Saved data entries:
━━━━━━━━━━━━━━━━

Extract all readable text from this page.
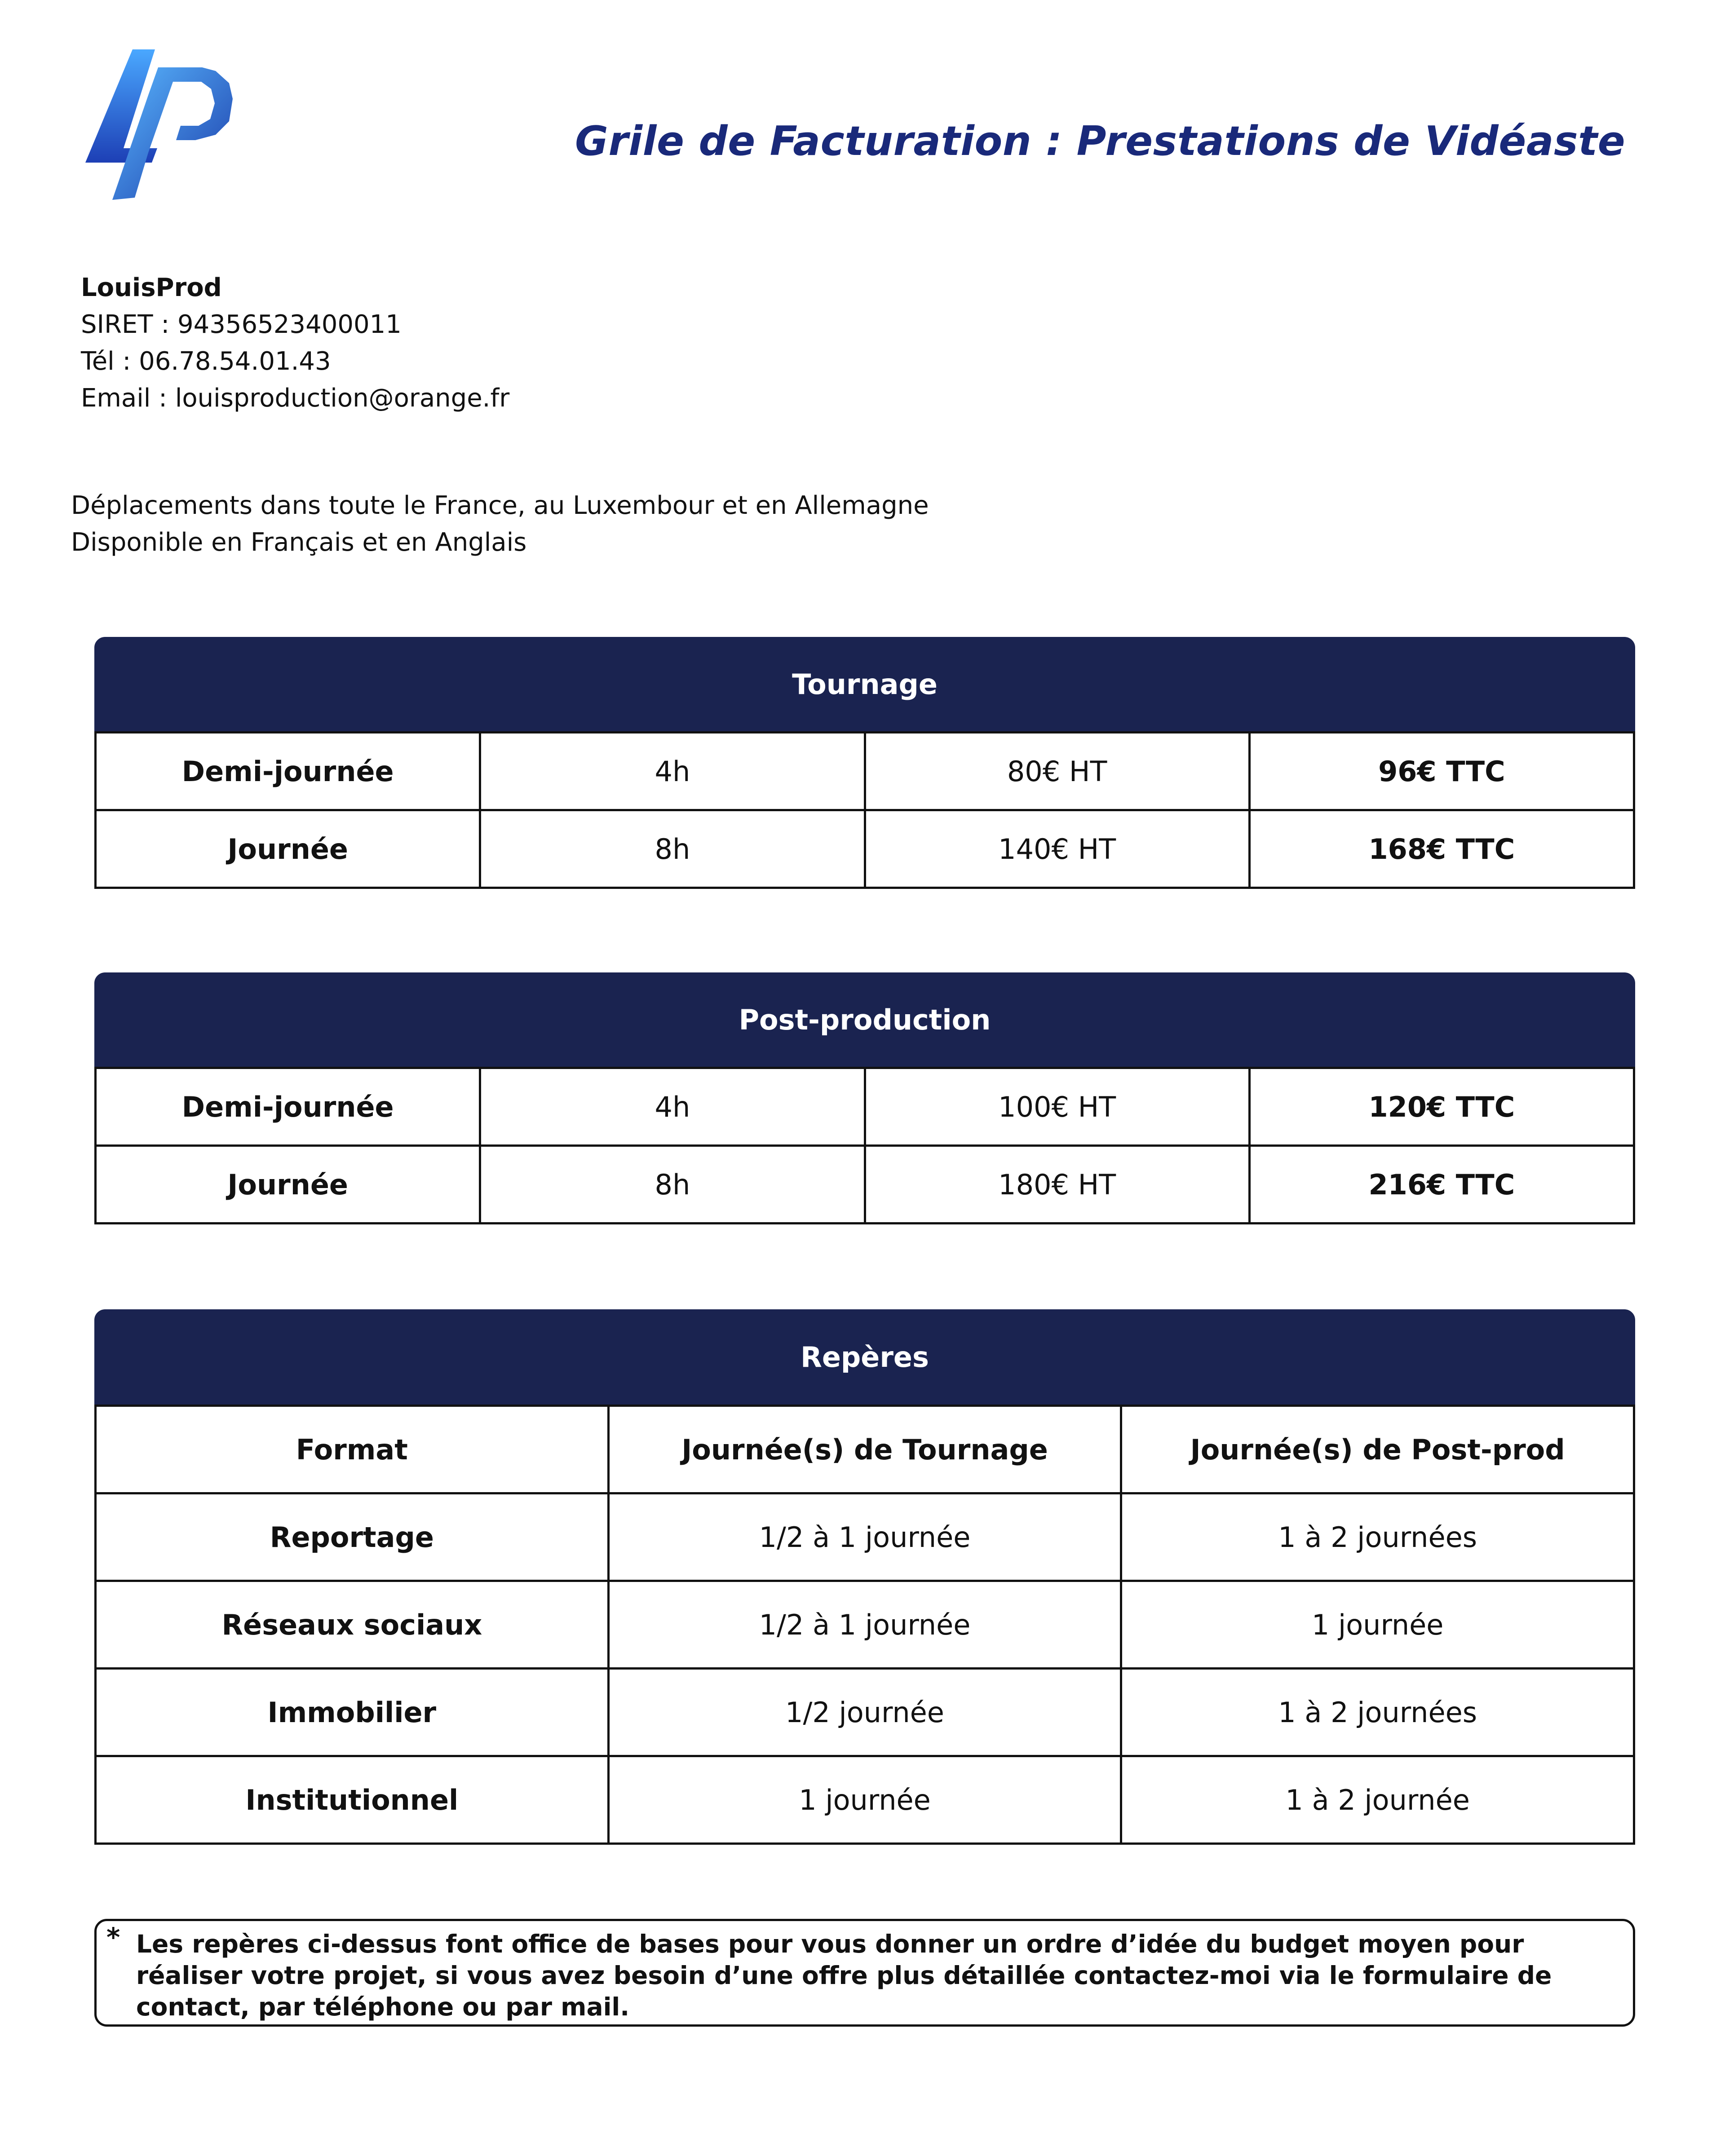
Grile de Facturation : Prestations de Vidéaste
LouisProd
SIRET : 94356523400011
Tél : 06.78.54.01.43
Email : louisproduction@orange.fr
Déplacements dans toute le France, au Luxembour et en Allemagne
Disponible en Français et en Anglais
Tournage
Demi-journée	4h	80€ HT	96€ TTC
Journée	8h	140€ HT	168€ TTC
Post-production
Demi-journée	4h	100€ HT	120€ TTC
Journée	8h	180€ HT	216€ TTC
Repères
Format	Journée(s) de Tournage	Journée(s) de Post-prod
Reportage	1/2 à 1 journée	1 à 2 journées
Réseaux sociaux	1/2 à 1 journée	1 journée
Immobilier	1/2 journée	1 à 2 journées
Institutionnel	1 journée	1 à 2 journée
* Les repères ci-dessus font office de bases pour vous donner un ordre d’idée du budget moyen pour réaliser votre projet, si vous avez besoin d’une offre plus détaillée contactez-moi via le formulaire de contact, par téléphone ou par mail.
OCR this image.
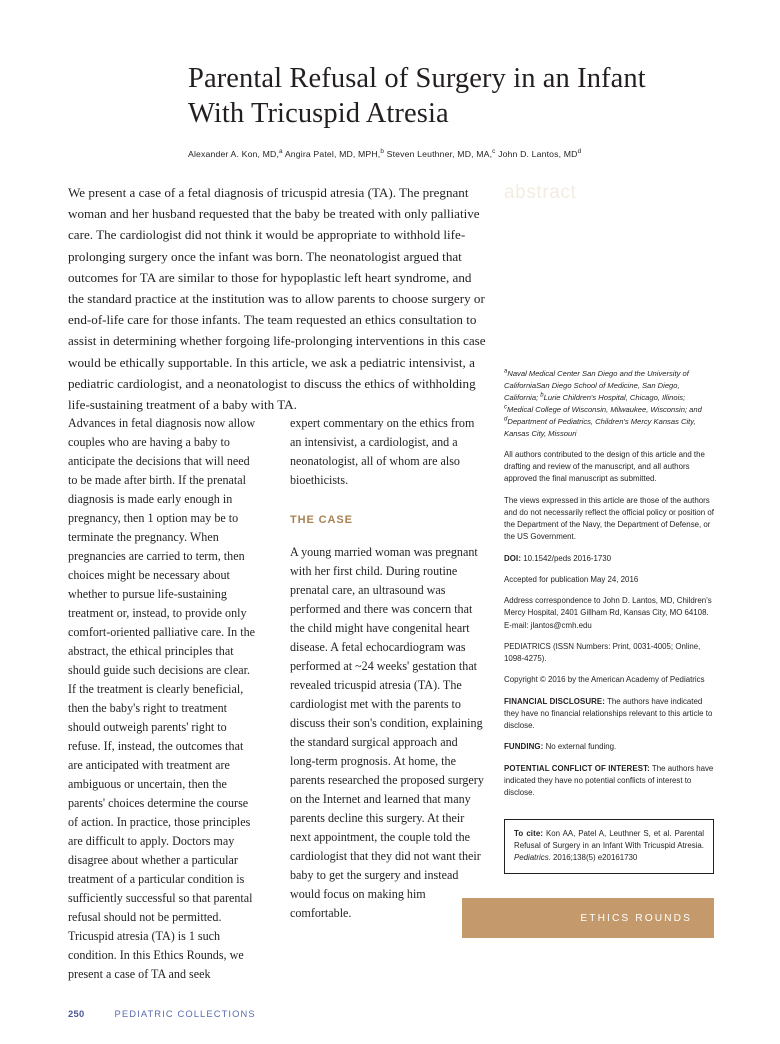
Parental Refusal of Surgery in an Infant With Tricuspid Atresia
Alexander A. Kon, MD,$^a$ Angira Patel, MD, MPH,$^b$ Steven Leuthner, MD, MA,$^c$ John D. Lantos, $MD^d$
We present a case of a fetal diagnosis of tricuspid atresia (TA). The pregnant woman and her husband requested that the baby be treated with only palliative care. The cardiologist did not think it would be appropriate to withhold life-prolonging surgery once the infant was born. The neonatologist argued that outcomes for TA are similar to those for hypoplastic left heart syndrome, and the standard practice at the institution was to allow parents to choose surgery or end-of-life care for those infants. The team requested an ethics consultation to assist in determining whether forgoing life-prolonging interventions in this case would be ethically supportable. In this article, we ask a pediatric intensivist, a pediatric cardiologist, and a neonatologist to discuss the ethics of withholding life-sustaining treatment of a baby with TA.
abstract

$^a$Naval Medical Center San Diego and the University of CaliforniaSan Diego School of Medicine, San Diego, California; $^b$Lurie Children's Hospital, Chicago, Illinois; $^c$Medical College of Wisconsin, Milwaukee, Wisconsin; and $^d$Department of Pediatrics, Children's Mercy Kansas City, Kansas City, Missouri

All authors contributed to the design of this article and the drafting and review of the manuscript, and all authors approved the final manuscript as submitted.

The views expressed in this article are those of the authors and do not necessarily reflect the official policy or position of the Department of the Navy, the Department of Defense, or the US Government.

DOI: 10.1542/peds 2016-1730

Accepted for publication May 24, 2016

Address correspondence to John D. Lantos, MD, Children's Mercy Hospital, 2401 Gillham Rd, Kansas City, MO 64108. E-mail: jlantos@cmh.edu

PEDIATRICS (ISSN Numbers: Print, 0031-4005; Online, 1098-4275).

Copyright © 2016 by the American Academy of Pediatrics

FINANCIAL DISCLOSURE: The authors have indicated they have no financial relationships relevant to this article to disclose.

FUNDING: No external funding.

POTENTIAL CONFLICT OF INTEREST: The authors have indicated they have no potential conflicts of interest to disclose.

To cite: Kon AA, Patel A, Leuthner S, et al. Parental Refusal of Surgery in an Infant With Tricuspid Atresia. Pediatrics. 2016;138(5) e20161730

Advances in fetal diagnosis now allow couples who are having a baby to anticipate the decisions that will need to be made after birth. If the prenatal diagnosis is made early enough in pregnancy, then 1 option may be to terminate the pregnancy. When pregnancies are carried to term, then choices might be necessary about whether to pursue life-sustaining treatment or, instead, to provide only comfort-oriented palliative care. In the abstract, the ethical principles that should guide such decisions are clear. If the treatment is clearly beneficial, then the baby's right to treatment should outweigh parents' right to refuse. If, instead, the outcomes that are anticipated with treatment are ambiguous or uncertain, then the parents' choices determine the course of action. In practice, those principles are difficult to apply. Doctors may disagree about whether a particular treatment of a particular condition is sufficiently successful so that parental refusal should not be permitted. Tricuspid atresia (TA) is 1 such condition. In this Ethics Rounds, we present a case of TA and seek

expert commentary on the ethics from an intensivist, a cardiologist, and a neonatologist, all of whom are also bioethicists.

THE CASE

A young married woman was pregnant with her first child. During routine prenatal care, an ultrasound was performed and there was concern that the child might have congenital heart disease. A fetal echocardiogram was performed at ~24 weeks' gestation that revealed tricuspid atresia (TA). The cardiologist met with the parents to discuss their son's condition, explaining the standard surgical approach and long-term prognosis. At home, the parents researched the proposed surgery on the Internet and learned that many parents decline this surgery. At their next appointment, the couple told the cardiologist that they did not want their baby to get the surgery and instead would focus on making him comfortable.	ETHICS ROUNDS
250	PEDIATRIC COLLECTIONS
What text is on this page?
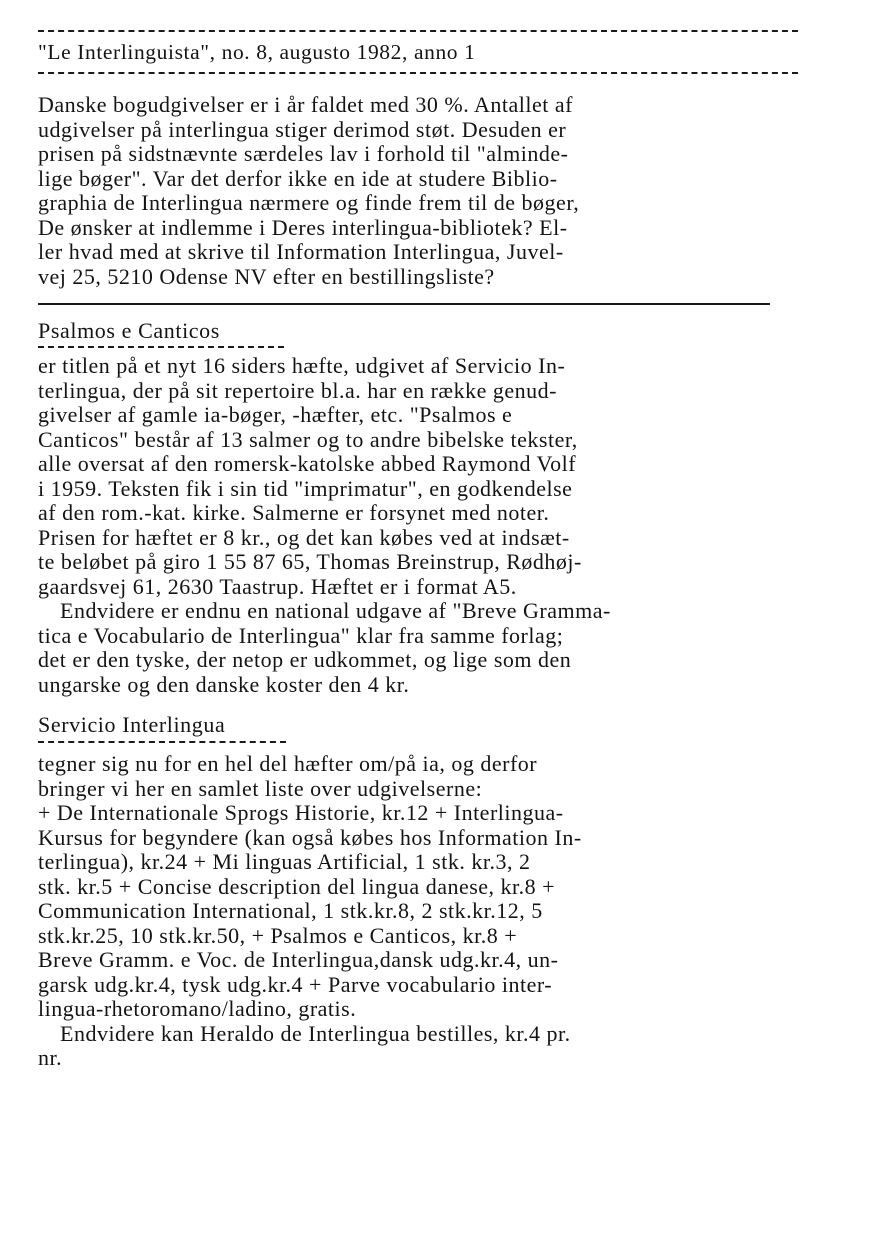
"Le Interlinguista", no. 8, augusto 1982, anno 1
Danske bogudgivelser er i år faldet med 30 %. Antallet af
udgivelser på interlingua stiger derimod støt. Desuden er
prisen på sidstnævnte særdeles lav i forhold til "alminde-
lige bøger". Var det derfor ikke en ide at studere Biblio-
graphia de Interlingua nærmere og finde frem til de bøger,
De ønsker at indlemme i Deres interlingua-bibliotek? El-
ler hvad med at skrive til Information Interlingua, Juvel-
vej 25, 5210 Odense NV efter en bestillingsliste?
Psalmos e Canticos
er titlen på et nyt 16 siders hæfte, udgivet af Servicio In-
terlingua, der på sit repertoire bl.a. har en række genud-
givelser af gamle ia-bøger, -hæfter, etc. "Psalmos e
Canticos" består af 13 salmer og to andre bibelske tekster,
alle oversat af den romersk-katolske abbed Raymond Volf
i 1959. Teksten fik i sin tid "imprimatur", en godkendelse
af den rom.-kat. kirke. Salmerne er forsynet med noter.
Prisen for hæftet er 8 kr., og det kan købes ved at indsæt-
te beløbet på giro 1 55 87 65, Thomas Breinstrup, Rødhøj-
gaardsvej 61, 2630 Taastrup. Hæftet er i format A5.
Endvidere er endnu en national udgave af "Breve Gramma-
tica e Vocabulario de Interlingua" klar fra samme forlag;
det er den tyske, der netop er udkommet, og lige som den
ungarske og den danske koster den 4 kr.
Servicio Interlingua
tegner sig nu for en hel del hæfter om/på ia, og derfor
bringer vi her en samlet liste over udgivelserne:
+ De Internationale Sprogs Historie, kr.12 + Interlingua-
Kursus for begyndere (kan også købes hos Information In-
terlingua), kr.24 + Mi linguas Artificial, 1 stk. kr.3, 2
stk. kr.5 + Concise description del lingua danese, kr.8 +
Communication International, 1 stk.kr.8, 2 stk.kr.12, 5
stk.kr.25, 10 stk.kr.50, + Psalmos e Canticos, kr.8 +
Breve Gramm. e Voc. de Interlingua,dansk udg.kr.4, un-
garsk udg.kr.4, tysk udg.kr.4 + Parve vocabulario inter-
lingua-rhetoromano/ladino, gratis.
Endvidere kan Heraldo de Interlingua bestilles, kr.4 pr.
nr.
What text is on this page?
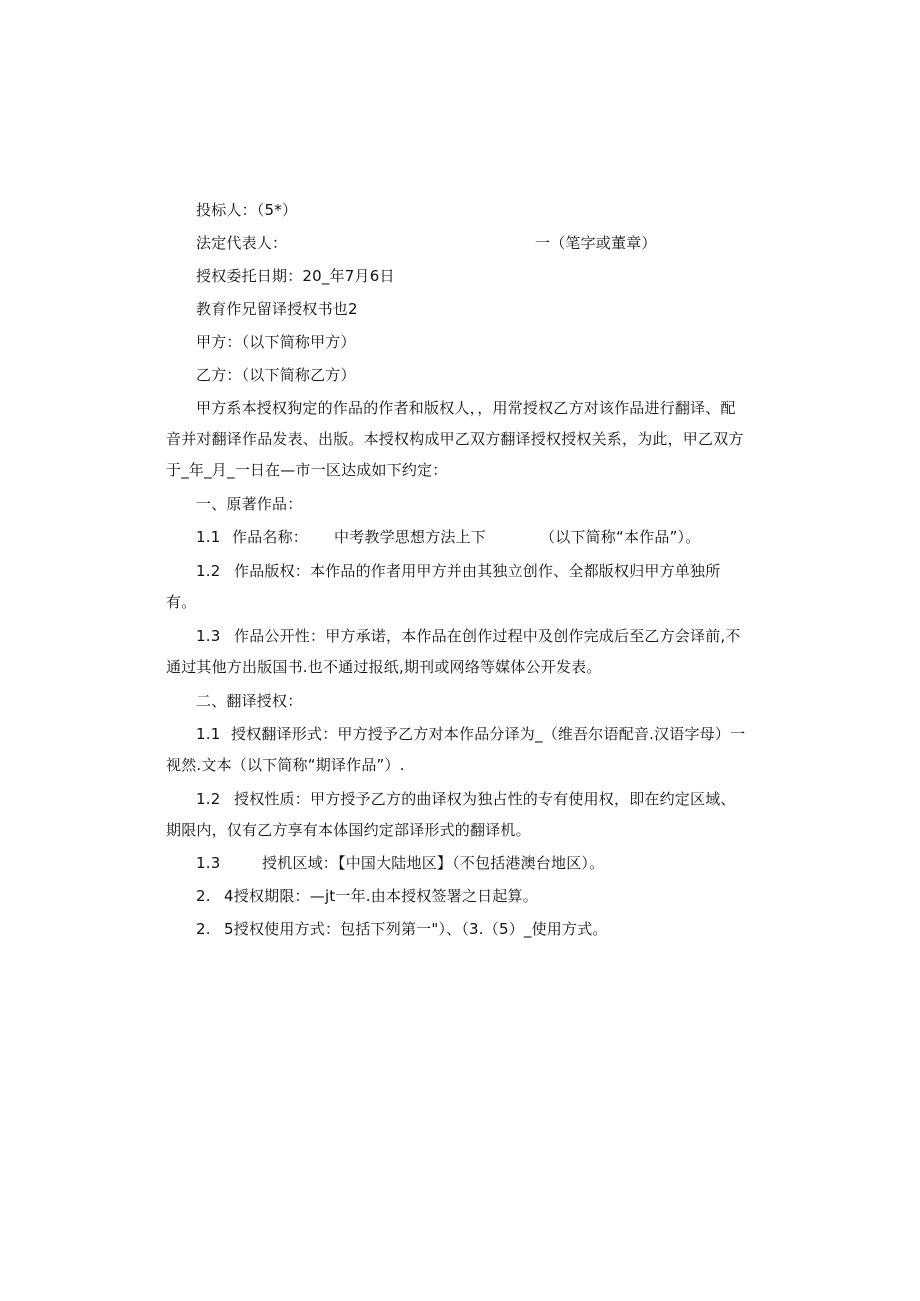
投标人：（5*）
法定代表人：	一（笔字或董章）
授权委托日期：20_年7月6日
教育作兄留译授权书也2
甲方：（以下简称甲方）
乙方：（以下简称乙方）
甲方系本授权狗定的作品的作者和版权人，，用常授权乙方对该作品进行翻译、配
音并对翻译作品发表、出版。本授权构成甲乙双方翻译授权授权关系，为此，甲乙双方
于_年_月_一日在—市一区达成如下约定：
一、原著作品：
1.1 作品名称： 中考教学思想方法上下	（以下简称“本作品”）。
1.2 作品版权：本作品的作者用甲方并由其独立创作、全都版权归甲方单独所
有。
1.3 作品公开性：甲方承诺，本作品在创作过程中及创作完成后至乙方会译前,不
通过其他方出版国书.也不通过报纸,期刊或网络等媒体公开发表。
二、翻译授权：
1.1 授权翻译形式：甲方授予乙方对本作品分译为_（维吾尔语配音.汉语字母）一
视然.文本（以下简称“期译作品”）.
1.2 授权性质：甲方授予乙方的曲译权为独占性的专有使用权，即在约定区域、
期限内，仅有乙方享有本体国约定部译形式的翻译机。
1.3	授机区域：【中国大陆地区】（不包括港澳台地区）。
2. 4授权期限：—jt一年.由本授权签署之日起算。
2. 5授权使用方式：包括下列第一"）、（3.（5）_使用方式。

━━━━━━━━━━━━━━━━

**GOAL:** Look through the data above. Each line containing the word "bøger" needs to be copied.

**THE OUTPUT:**
lige bøger". Var det derfor ikke en ide at studere Biblio-
graphia de Interlingua nærmere og finde frem til de bøger,
givelser af gamle ia-bøger, -hæfter, etc. "Psalmos e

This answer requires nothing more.